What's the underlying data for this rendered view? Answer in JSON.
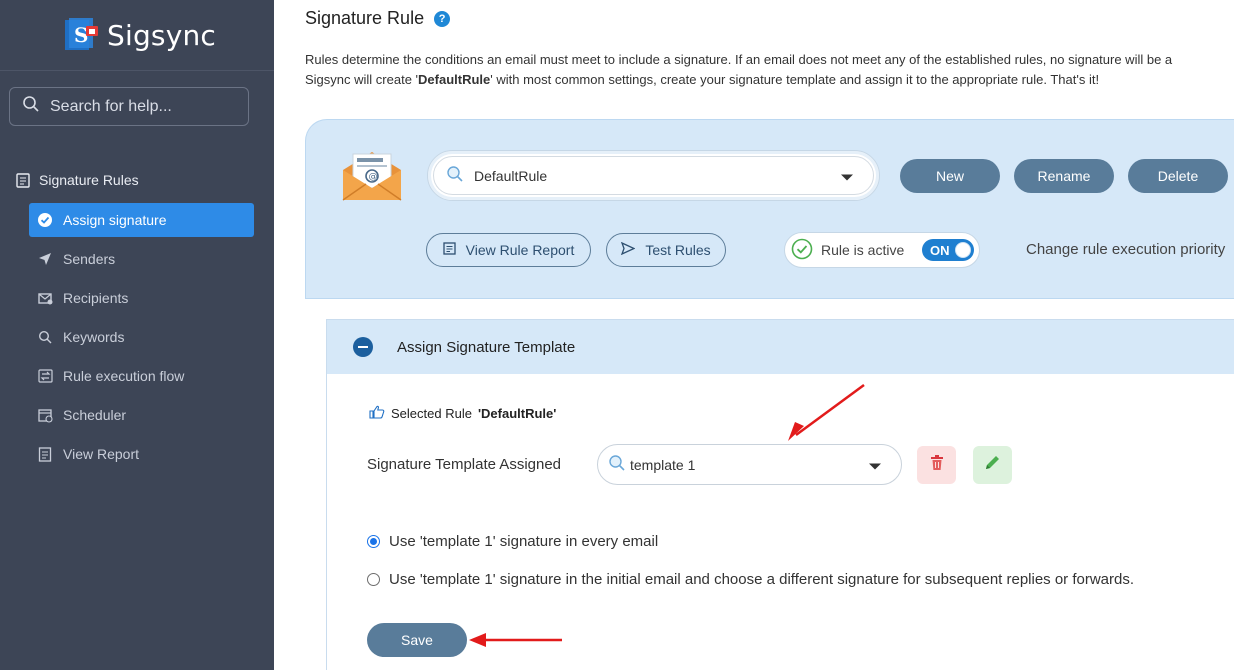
{
  "sidebar": {
    "logo_text": "Sigsync",
    "search_placeholder": "Search for help...",
    "section_label": "Signature Rules",
    "items": [
      {
        "label": "Assign signature",
        "icon": "check-circle-icon",
        "active": true
      },
      {
        "label": "Senders",
        "icon": "send-icon"
      },
      {
        "label": "Recipients",
        "icon": "recipients-icon"
      },
      {
        "label": "Keywords",
        "icon": "search-icon"
      },
      {
        "label": "Rule execution flow",
        "icon": "flow-icon"
      },
      {
        "label": "Scheduler",
        "icon": "calendar-icon"
      },
      {
        "label": "View Report",
        "icon": "report-icon"
      }
    ]
  },
  "header": {
    "title": "Signature Rule",
    "desc_line1": "Rules determine the conditions an email must meet to include a signature. If an email does not meet any of the established rules, no signature will be a",
    "desc_line2_pre": "Sigsync will create '",
    "desc_line2_bold": "DefaultRule",
    "desc_line2_post": "' with most common settings, create your signature template and assign it to the appropriate rule. That's it!"
  },
  "rule_panel": {
    "selected_rule": "DefaultRule",
    "new_label": "New",
    "rename_label": "Rename",
    "delete_label": "Delete",
    "view_report_label": "View Rule Report",
    "test_rules_label": "Test Rules",
    "active_label": "Rule is active",
    "toggle_label": "ON",
    "priority_label": "Change rule execution priority"
  },
  "template_card": {
    "header_title": "Assign Signature Template",
    "selected_rule_prefix": "Selected Rule ",
    "selected_rule_name": "'DefaultRule'",
    "assigned_label": "Signature Template Assigned",
    "template_value": "template 1",
    "option1": "Use 'template 1' signature in every email",
    "option2": "Use 'template 1' signature in the initial email and choose a different signature for subsequent replies or forwards.",
    "save_label": "Save"
  },
  "colors": {
    "sidebar_bg": "#3d4556",
    "active_item": "#2e8be7",
    "panel_bg": "#d6e8f8",
    "button": "#597c9a",
    "toggle_on": "#1f7fd0",
    "annotation_arrow": "#e21b1b"
  }
}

* * *

(Required task): Without including the pictures, reproduce all entries exactly.

(Result for this task):
What's the underlying data for this rendered view? Answer in JSON.
{
  "sidebar": {
    "logo_text": "Sigsync",
    "search_placeholder": "Search for help...",
    "section_label": "Signature Rules",
    "items": [
      {
        "label": "Assign signature",
        "icon": "check-circle-icon",
        "active": true
      },
      {
        "label": "Senders",
        "icon": "send-icon"
      },
      {
        "label": "Recipients",
        "icon": "recipients-icon"
      },
      {
        "label": "Keywords",
        "icon": "search-icon"
      },
      {
        "label": "Rule execution flow",
        "icon": "flow-icon"
      },
      {
        "label": "Scheduler",
        "icon": "calendar-icon"
      },
      {
        "label": "View Report",
        "icon": "report-icon"
      }
    ]
  },
  "header": {
    "title": "Signature Rule",
    "desc_line1": "Rules determine the conditions an email must meet to include a signature. If an email does not meet any of the established rules, no signature will be a",
    "desc_line2_pre": "Sigsync will create '",
    "desc_line2_bold": "DefaultRule",
    "desc_line2_post": "' with most common settings, create your signature template and assign it to the appropriate rule. That's it!"
  },
  "rule_panel": {
    "selected_rule": "DefaultRule",
    "new_label": "New",
    "rename_label": "Rename",
    "delete_label": "Delete",
    "view_report_label": "View Rule Report",
    "test_rules_label": "Test Rules",
    "active_label": "Rule is active",
    "toggle_label": "ON",
    "priority_label": "Change rule execution priority"
  },
  "template_card": {
    "header_title": "Assign Signature Template",
    "selected_rule_prefix": "Selected Rule ",
    "selected_rule_name": "'DefaultRule'",
    "assigned_label": "Signature Template Assigned",
    "template_value": "template 1",
    "option1": "Use 'template 1' signature in every email",
    "option2": "Use 'template 1' signature in the initial email and choose a different signature for subsequent replies or forwards.",
    "save_label": "Save"
  },
  "colors": {
    "sidebar_bg": "#3d4556",
    "active_item": "#2e8be7",
    "panel_bg": "#d6e8f8",
    "button": "#597c9a",
    "toggle_on": "#1f7fd0",
    "annotation_arrow": "#e21b1b"
  }
}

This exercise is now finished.